● BRIEF:
Only the number is wanted: how many lines hold the word "pour"?

● DATA FOR THIS EXERCISE:
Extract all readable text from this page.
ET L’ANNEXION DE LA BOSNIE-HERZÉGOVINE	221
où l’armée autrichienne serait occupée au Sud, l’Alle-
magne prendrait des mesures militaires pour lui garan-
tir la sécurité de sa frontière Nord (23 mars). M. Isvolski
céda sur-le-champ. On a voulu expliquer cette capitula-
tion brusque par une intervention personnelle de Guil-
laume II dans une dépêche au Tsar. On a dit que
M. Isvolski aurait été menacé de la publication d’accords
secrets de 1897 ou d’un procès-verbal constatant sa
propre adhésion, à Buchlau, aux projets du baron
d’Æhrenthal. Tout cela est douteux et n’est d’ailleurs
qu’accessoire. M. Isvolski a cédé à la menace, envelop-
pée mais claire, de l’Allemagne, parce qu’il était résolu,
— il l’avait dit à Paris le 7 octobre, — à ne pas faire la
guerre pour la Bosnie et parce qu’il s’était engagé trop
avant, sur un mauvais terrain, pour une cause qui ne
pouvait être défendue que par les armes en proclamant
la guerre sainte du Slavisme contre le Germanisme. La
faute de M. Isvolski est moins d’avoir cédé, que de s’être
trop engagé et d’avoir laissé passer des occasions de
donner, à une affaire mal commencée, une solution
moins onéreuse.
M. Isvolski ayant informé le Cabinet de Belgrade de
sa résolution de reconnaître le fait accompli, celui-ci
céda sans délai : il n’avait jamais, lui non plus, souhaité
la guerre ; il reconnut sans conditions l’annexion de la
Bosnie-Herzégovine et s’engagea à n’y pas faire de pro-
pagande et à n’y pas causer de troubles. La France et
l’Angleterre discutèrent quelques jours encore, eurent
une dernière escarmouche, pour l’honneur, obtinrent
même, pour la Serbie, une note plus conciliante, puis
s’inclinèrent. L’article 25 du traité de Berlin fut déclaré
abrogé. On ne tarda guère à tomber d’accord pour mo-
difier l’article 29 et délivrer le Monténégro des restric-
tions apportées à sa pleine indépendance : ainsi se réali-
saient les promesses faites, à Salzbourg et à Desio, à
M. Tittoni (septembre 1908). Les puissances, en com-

● WORKED ANSWER:
6